## WHAT TO DO:
Every line with the word "Category" in it should be extracted from the data that follows.

Records from a collection of figures:

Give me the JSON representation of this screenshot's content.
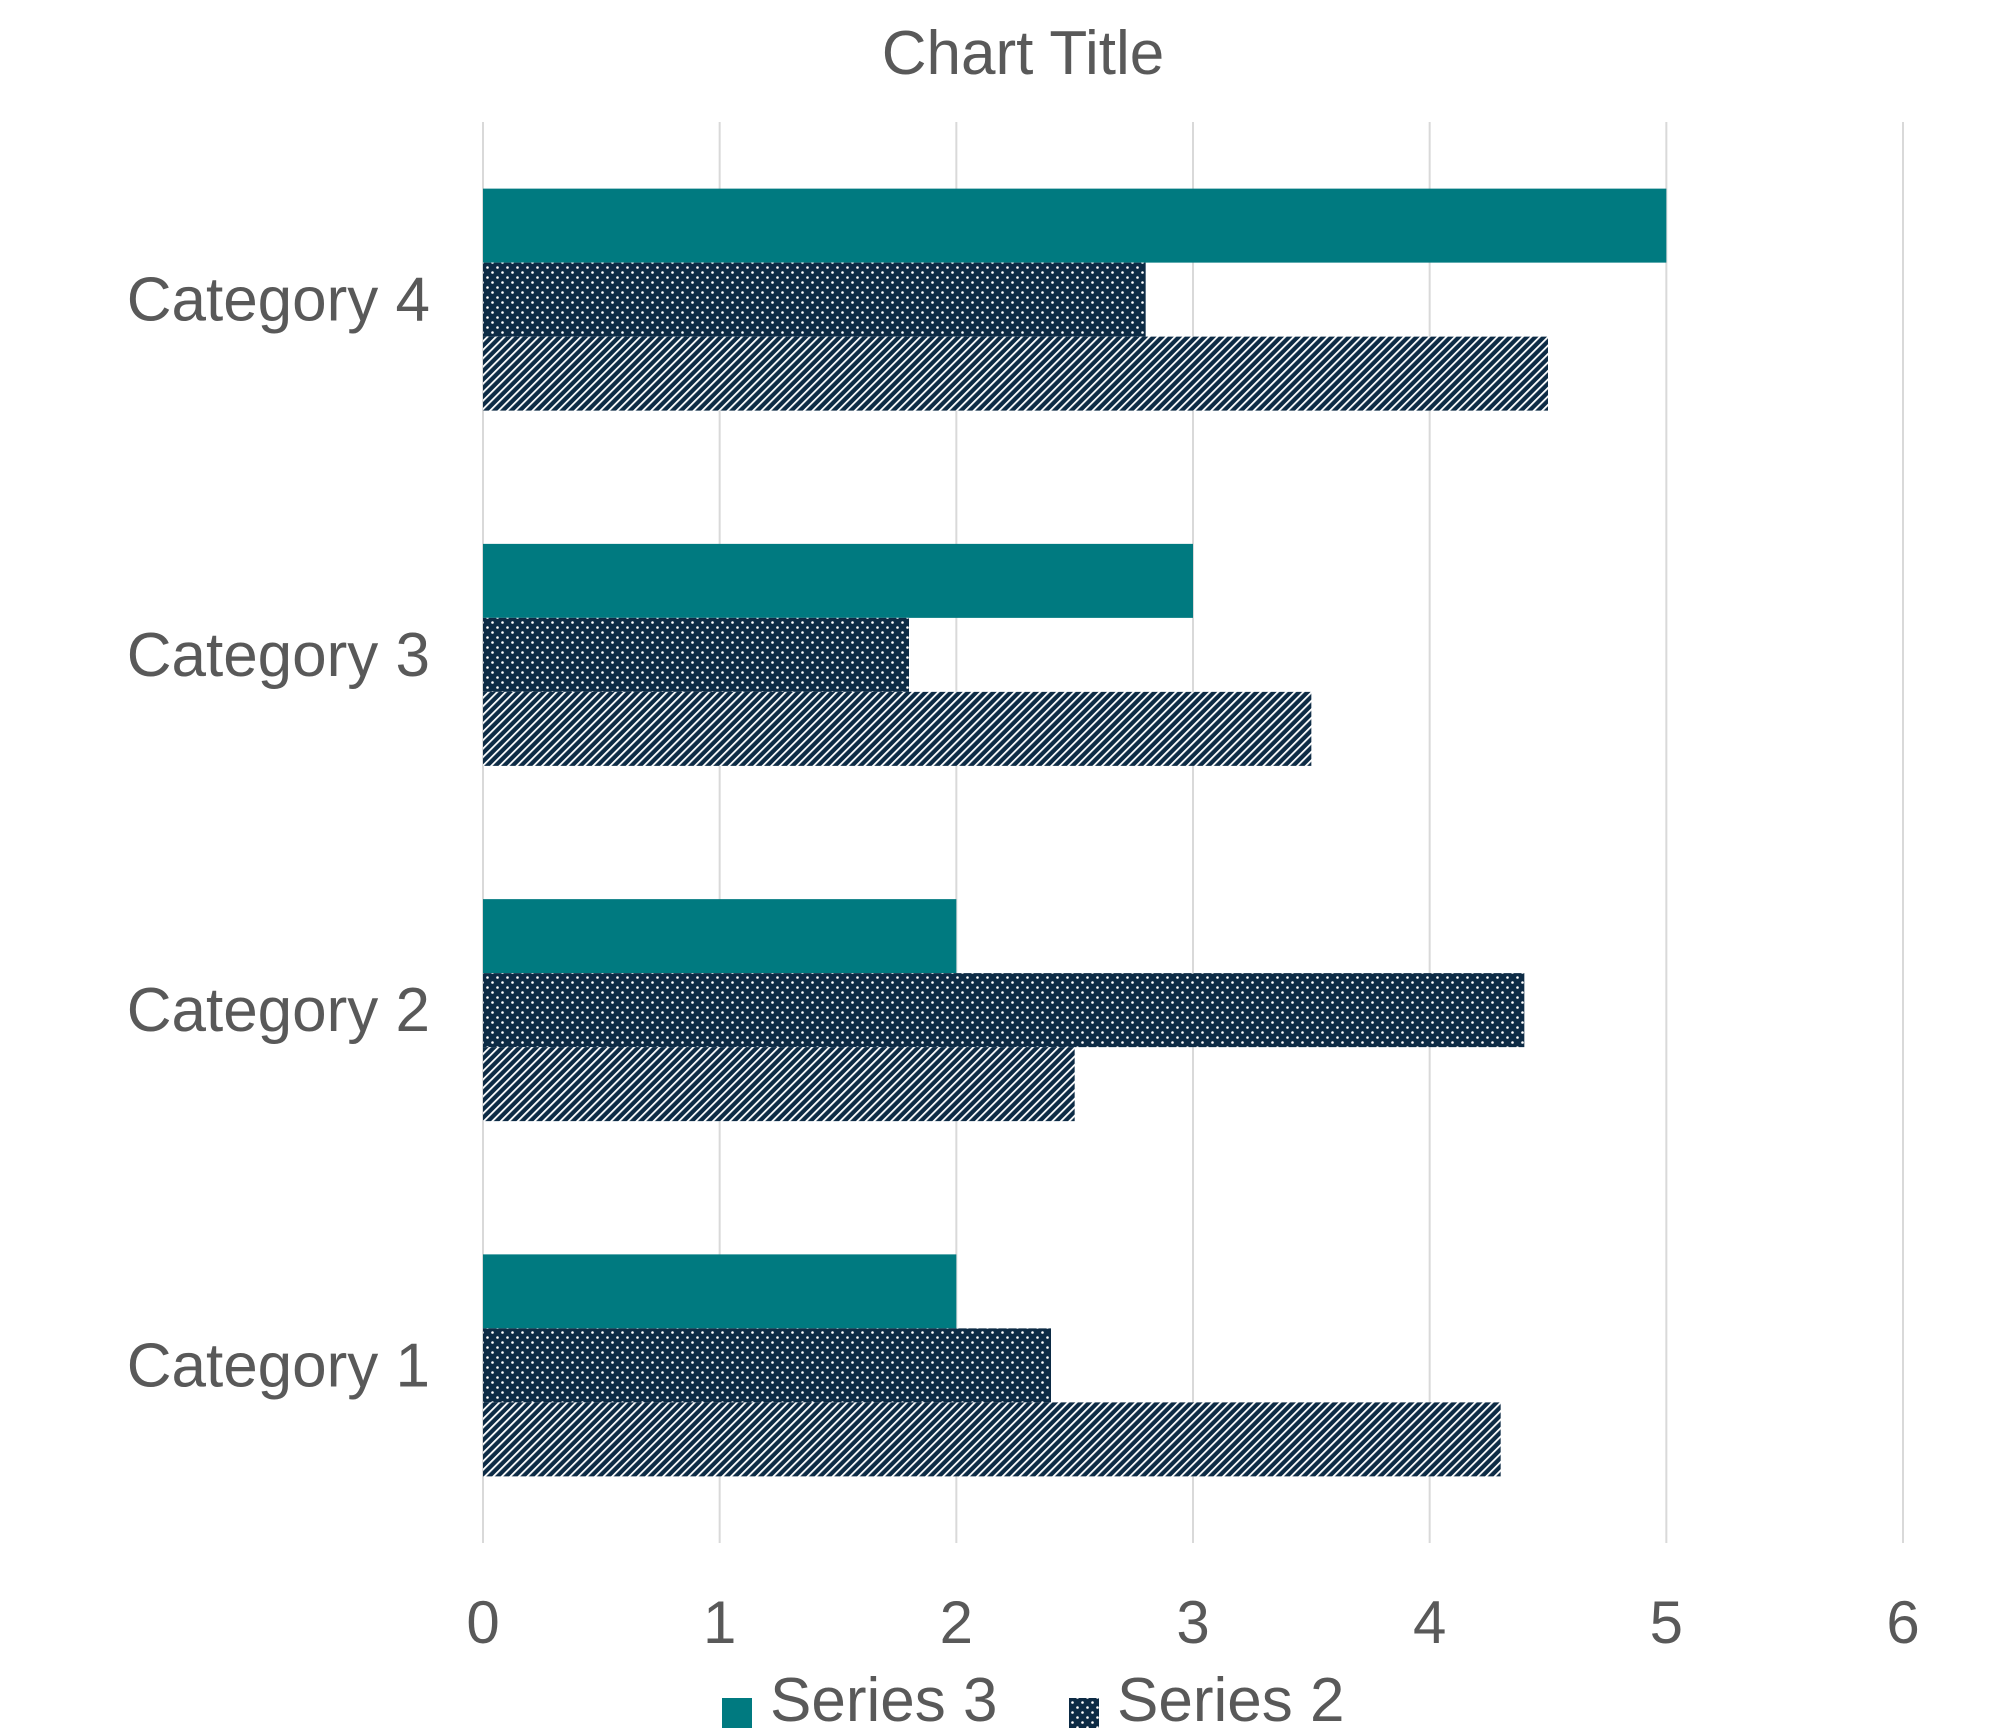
{
  "chart_data": {
    "type": "bar",
    "orientation": "horizontal",
    "title": "Chart Title",
    "categories": [
      "Category 1",
      "Category 2",
      "Category 3",
      "Category 4"
    ],
    "series": [
      {
        "name": "Series 3",
        "values": [
          2,
          2,
          3,
          5
        ],
        "color": "#007a80",
        "pattern": "solid"
      },
      {
        "name": "Series 2",
        "values": [
          2.4,
          4.4,
          1.8,
          2.8
        ],
        "color": "#0d2b45",
        "pattern": "dots"
      },
      {
        "name": "",
        "values": [
          4.3,
          2.5,
          3.5,
          4.5
        ],
        "color": "#0d2b45",
        "pattern": "diagonal-stripes"
      }
    ],
    "xlim": [
      0,
      6
    ],
    "xticks": [
      0,
      1,
      2,
      3,
      4,
      5,
      6
    ],
    "xlabel": "",
    "ylabel": "",
    "grid": "vertical",
    "legend": {
      "placement": "bottom",
      "entries": [
        "Series 3",
        "Series 2"
      ]
    }
  }
}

## EXERCISE ANSWER:
      "Category 1",
      "Category 2",
      "Category 3",
      "Category 4"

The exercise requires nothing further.